### What needs to be done
For the material that follows, list every line containing the word "Tháng".

(Figure record extracts)
**********

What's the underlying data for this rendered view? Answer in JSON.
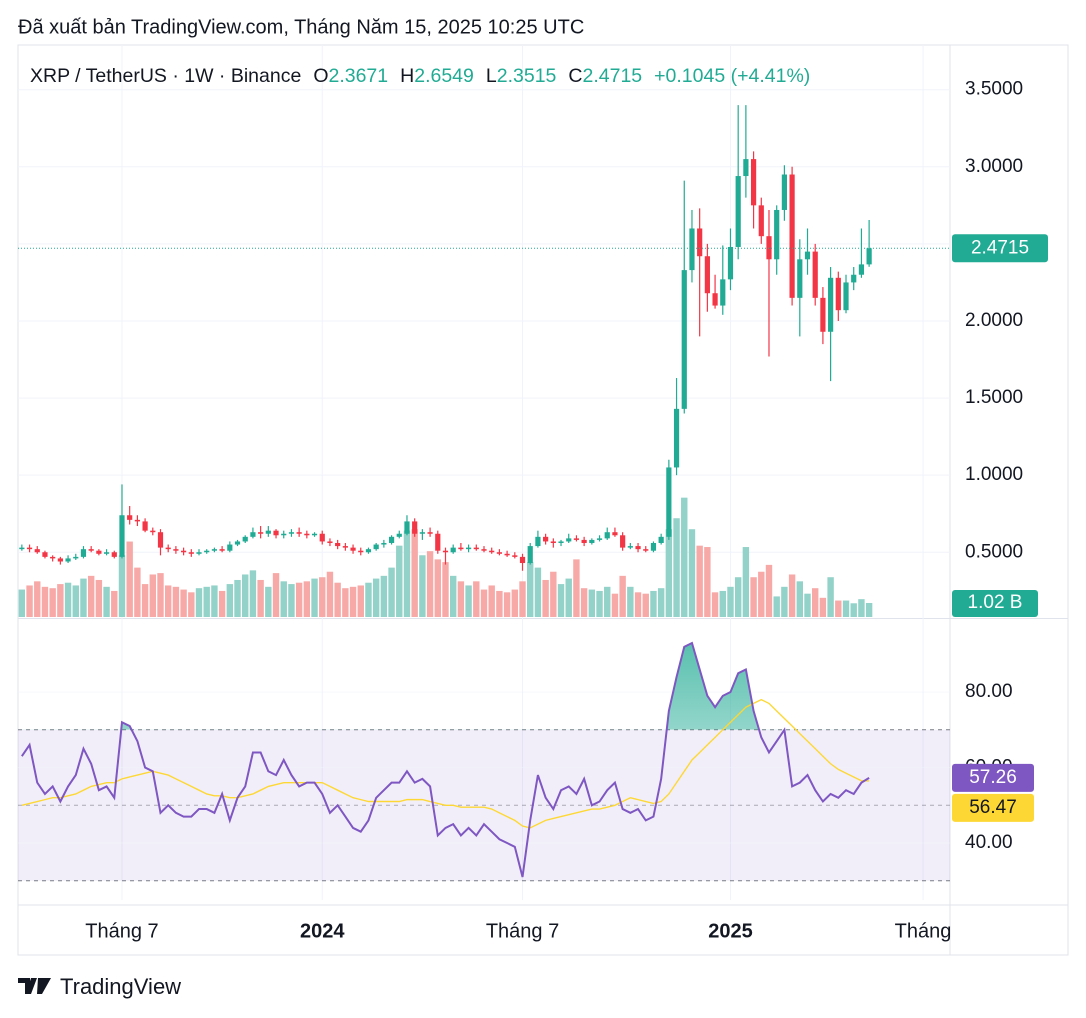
{
  "header": {
    "published": "Đã xuất bản TradingView.com, Tháng Năm 15, 2025 10:25 UTC"
  },
  "footer": {
    "brand": "TradingView"
  },
  "chart_data": [
    {
      "type": "candlestick",
      "title": "XRP / TetherUS · 1W · Binance",
      "ohlc_letters": [
        "O",
        "H",
        "L",
        "C"
      ],
      "change": "+0.1045 (+4.41%)",
      "up_color": "#22ab94",
      "down_color": "#f23645",
      "grid": true,
      "last_price_line": true,
      "xlim": [
        -0.5,
        120.5
      ],
      "xticks": [
        {
          "value": 13,
          "label": "Tháng 7"
        },
        {
          "value": 39,
          "label": "2024"
        },
        {
          "value": 65,
          "label": "Tháng 7"
        },
        {
          "value": 92,
          "label": "2025"
        },
        {
          "value": 117,
          "label": "Tháng"
        }
      ],
      "ylim": [
        0.08,
        3.79
      ],
      "yticks": [
        {
          "value": 0.5,
          "label": "0.5000"
        },
        {
          "value": 1,
          "label": "1.0000"
        },
        {
          "value": 1.5,
          "label": "1.5000"
        },
        {
          "value": 2,
          "label": "2.0000"
        },
        {
          "value": 2.5,
          "label": "2.5000"
        },
        {
          "value": 3,
          "label": "3.0000"
        },
        {
          "value": 3.5,
          "label": "3.5000"
        }
      ],
      "open": [
        0.52,
        0.53,
        0.52,
        0.5,
        0.47,
        0.46,
        0.44,
        0.46,
        0.47,
        0.52,
        0.51,
        0.49,
        0.5,
        0.47,
        0.74,
        0.71,
        0.7,
        0.64,
        0.63,
        0.53,
        0.52,
        0.51,
        0.5,
        0.49,
        0.5,
        0.51,
        0.52,
        0.51,
        0.55,
        0.57,
        0.6,
        0.63,
        0.62,
        0.64,
        0.61,
        0.62,
        0.63,
        0.62,
        0.61,
        0.62,
        0.57,
        0.56,
        0.54,
        0.53,
        0.51,
        0.5,
        0.52,
        0.55,
        0.56,
        0.6,
        0.62,
        0.7,
        0.62,
        0.63,
        0.62,
        0.51,
        0.5,
        0.53,
        0.52,
        0.53,
        0.52,
        0.51,
        0.5,
        0.49,
        0.48,
        0.47,
        0.43,
        0.54,
        0.6,
        0.57,
        0.56,
        0.57,
        0.59,
        0.58,
        0.56,
        0.58,
        0.59,
        0.63,
        0.61,
        0.53,
        0.54,
        0.52,
        0.51,
        0.56,
        0.6,
        1.05,
        1.43,
        2.33,
        2.6,
        2.42,
        2.18,
        2.1,
        2.27,
        2.48,
        2.94,
        3.05,
        2.75,
        2.55,
        2.4,
        2.72,
        2.95,
        2.15,
        2.4,
        2.45,
        2.15,
        1.93,
        2.28,
        2.07,
        2.25,
        2.3,
        2.3671
      ],
      "high": [
        0.55,
        0.55,
        0.54,
        0.51,
        0.48,
        0.47,
        0.48,
        0.49,
        0.54,
        0.54,
        0.52,
        0.52,
        0.51,
        0.94,
        0.8,
        0.74,
        0.72,
        0.66,
        0.65,
        0.55,
        0.54,
        0.53,
        0.52,
        0.52,
        0.52,
        0.53,
        0.54,
        0.57,
        0.58,
        0.61,
        0.66,
        0.67,
        0.67,
        0.65,
        0.64,
        0.65,
        0.66,
        0.64,
        0.63,
        0.64,
        0.59,
        0.58,
        0.56,
        0.55,
        0.53,
        0.53,
        0.56,
        0.58,
        0.61,
        0.64,
        0.74,
        0.72,
        0.65,
        0.66,
        0.64,
        0.53,
        0.55,
        0.56,
        0.55,
        0.55,
        0.54,
        0.53,
        0.52,
        0.51,
        0.5,
        0.49,
        0.56,
        0.64,
        0.62,
        0.59,
        0.58,
        0.62,
        0.61,
        0.6,
        0.59,
        0.61,
        0.66,
        0.66,
        0.63,
        0.56,
        0.56,
        0.54,
        0.57,
        0.62,
        1.1,
        1.63,
        2.91,
        2.72,
        2.73,
        2.5,
        2.3,
        2.49,
        2.6,
        3.4,
        3.4,
        3.1,
        2.8,
        2.72,
        2.75,
        3.01,
        3.0,
        2.53,
        2.6,
        2.5,
        2.22,
        2.35,
        2.32,
        2.3,
        2.35,
        2.6,
        2.6549
      ],
      "low": [
        0.51,
        0.5,
        0.49,
        0.46,
        0.44,
        0.42,
        0.43,
        0.45,
        0.46,
        0.5,
        0.48,
        0.48,
        0.46,
        0.46,
        0.68,
        0.67,
        0.63,
        0.61,
        0.48,
        0.5,
        0.49,
        0.48,
        0.47,
        0.48,
        0.49,
        0.5,
        0.5,
        0.5,
        0.54,
        0.56,
        0.59,
        0.59,
        0.6,
        0.59,
        0.59,
        0.6,
        0.6,
        0.59,
        0.6,
        0.55,
        0.54,
        0.52,
        0.51,
        0.49,
        0.48,
        0.49,
        0.51,
        0.53,
        0.55,
        0.59,
        0.61,
        0.6,
        0.58,
        0.6,
        0.49,
        0.42,
        0.49,
        0.51,
        0.5,
        0.51,
        0.5,
        0.49,
        0.48,
        0.47,
        0.46,
        0.38,
        0.42,
        0.53,
        0.55,
        0.53,
        0.54,
        0.56,
        0.57,
        0.54,
        0.55,
        0.57,
        0.58,
        0.6,
        0.51,
        0.52,
        0.5,
        0.5,
        0.5,
        0.55,
        0.58,
        1.0,
        1.4,
        2.25,
        1.9,
        2.06,
        2.08,
        2.04,
        2.2,
        2.4,
        2.8,
        2.6,
        2.5,
        1.77,
        2.3,
        2.65,
        2.1,
        1.9,
        2.3,
        2.1,
        1.85,
        1.61,
        2.0,
        2.05,
        2.2,
        2.28,
        2.3515
      ],
      "close": [
        0.53,
        0.52,
        0.5,
        0.47,
        0.46,
        0.44,
        0.46,
        0.47,
        0.52,
        0.51,
        0.49,
        0.5,
        0.47,
        0.74,
        0.71,
        0.7,
        0.64,
        0.63,
        0.53,
        0.52,
        0.51,
        0.5,
        0.49,
        0.5,
        0.51,
        0.52,
        0.51,
        0.55,
        0.57,
        0.6,
        0.63,
        0.62,
        0.64,
        0.61,
        0.62,
        0.63,
        0.62,
        0.61,
        0.62,
        0.57,
        0.56,
        0.54,
        0.53,
        0.51,
        0.5,
        0.52,
        0.55,
        0.56,
        0.6,
        0.62,
        0.7,
        0.62,
        0.63,
        0.62,
        0.51,
        0.5,
        0.53,
        0.52,
        0.53,
        0.52,
        0.51,
        0.5,
        0.49,
        0.48,
        0.47,
        0.43,
        0.54,
        0.6,
        0.57,
        0.56,
        0.57,
        0.59,
        0.58,
        0.56,
        0.58,
        0.59,
        0.63,
        0.61,
        0.53,
        0.54,
        0.52,
        0.51,
        0.56,
        0.6,
        1.05,
        1.43,
        2.33,
        2.6,
        2.42,
        2.18,
        2.1,
        2.27,
        2.48,
        2.94,
        3.05,
        2.75,
        2.55,
        2.4,
        2.72,
        2.95,
        2.15,
        2.4,
        2.45,
        2.15,
        1.93,
        2.28,
        2.07,
        2.25,
        2.3,
        2.3671,
        2.4715
      ],
      "volume": {
        "up_color": "#92d2c8",
        "down_color": "#f7a9a7",
        "ylim": [
          0,
          41.7
        ],
        "values": [
          2.0,
          2.3,
          2.6,
          2.2,
          2.1,
          2.4,
          2.5,
          2.3,
          2.8,
          3.0,
          2.7,
          2.2,
          1.9,
          4.5,
          5.5,
          3.6,
          2.4,
          3.1,
          3.2,
          2.3,
          2.2,
          2.0,
          1.8,
          2.1,
          2.2,
          2.3,
          1.9,
          2.4,
          2.7,
          3.1,
          3.4,
          2.7,
          2.2,
          3.2,
          2.6,
          2.4,
          2.5,
          2.6,
          2.8,
          2.9,
          3.3,
          2.5,
          2.1,
          2.2,
          2.3,
          2.5,
          2.8,
          3.0,
          3.6,
          5.2,
          6.3,
          6.4,
          4.5,
          4.8,
          4.2,
          4.0,
          3.0,
          2.6,
          2.3,
          2.6,
          2.0,
          2.3,
          1.9,
          1.8,
          2.0,
          2.6,
          4.0,
          3.6,
          2.7,
          3.3,
          2.4,
          2.8,
          4.2,
          2.1,
          2.0,
          1.9,
          2.2,
          1.7,
          3.0,
          2.2,
          1.8,
          1.7,
          1.9,
          2.1,
          6.4,
          7.2,
          8.7,
          6.4,
          5.2,
          5.1,
          1.8,
          1.9,
          2.2,
          2.9,
          5.1,
          2.9,
          3.3,
          3.8,
          1.5,
          2.2,
          3.1,
          2.6,
          1.7,
          2.1,
          1.4,
          2.9,
          1.2,
          1.2,
          1.0,
          1.3,
          1.02
        ],
        "value_labels": [
          null,
          null,
          null,
          null,
          null,
          null,
          null,
          null,
          null,
          null,
          null,
          null,
          null,
          null,
          null,
          null,
          null,
          null,
          null,
          null,
          null,
          null,
          null,
          null,
          null,
          null,
          null,
          null,
          null,
          null,
          null,
          null,
          null,
          null,
          null,
          null,
          null,
          null,
          null,
          null,
          null,
          null,
          null,
          null,
          null,
          null,
          null,
          null,
          null,
          null,
          null,
          null,
          null,
          null,
          null,
          null,
          null,
          null,
          null,
          null,
          null,
          null,
          null,
          null,
          null,
          null,
          null,
          null,
          null,
          null,
          null,
          null,
          null,
          null,
          null,
          null,
          null,
          null,
          null,
          null,
          null,
          null,
          null,
          null,
          null,
          null,
          null,
          null,
          null,
          null,
          null,
          null,
          null,
          null,
          null,
          null,
          null,
          null,
          null,
          null,
          null,
          null,
          null,
          null,
          null,
          null,
          null,
          null,
          null,
          null,
          "1.02 B"
        ]
      }
    },
    {
      "type": "line",
      "xlim": [
        -0.5,
        120.5
      ],
      "ylim": [
        24.9,
        99.1
      ],
      "yticks": [
        {
          "value": 40,
          "label": "40.00"
        },
        {
          "value": 60,
          "label": "60.00"
        },
        {
          "value": 80,
          "label": "80.00"
        }
      ],
      "band": [
        30,
        70
      ],
      "midline": 50,
      "band_color": "#7e57c2",
      "series": [
        {
          "color": "#7e57c2",
          "values": [
            63,
            66,
            56,
            53,
            55,
            51,
            55,
            58,
            65,
            61,
            54,
            55,
            52,
            72,
            71,
            67,
            60,
            59,
            48,
            50,
            48,
            47,
            47,
            49,
            49,
            48,
            53,
            46,
            52,
            55,
            64,
            64,
            59,
            58,
            62,
            58,
            55,
            56,
            56,
            53,
            48,
            50,
            47,
            44,
            43,
            46,
            52,
            54,
            56,
            56,
            59,
            56,
            57,
            55,
            42,
            44,
            45,
            42,
            44,
            42,
            45,
            43,
            41,
            40,
            39,
            31,
            46,
            58,
            52,
            49,
            54,
            55,
            53,
            57,
            50,
            51,
            54,
            56,
            49,
            48,
            49,
            46,
            47,
            57,
            75,
            84,
            92,
            93,
            86,
            79,
            76,
            79,
            80,
            85,
            86,
            75,
            68,
            64,
            67,
            70,
            55,
            56,
            58,
            54,
            51,
            53,
            52,
            54,
            53,
            56,
            57.26
          ]
        },
        {
          "color": "#fdd835",
          "values": [
            50,
            50.5,
            51,
            51.5,
            52,
            52,
            52.5,
            53,
            54,
            55,
            55.5,
            56,
            56,
            57,
            57.5,
            58,
            58.5,
            59,
            58.5,
            58,
            57,
            56,
            55,
            54,
            53,
            52.5,
            52.5,
            52,
            52,
            52.5,
            53,
            54,
            55,
            55.5,
            56,
            56,
            56,
            56,
            56,
            56,
            55,
            54,
            53,
            52,
            51.5,
            51,
            51,
            51,
            51,
            51,
            51.5,
            51.5,
            51.5,
            51,
            50.5,
            50,
            50,
            49.5,
            49.5,
            49.5,
            49.5,
            49,
            48,
            47,
            46,
            44.5,
            44,
            45,
            46,
            46.5,
            47,
            47.5,
            48,
            48.5,
            49,
            49,
            49.5,
            50,
            51,
            52,
            51.5,
            51,
            50.5,
            51,
            53,
            56,
            59,
            62,
            64,
            66,
            68,
            70,
            72,
            74,
            76,
            77,
            78,
            77,
            75,
            73,
            71,
            69,
            67,
            65,
            63,
            61,
            59.5,
            58.5,
            57.5,
            56.5,
            56.47
          ]
        }
      ]
    }
  ]
}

**********

### Answer in full
    "published": "Đã xuất bản TradingView.com, Tháng Năm 15, 2025 10:25 UTC"
          "label": "Tháng 7"
          "label": "Tháng 7"
          "label": "Tháng"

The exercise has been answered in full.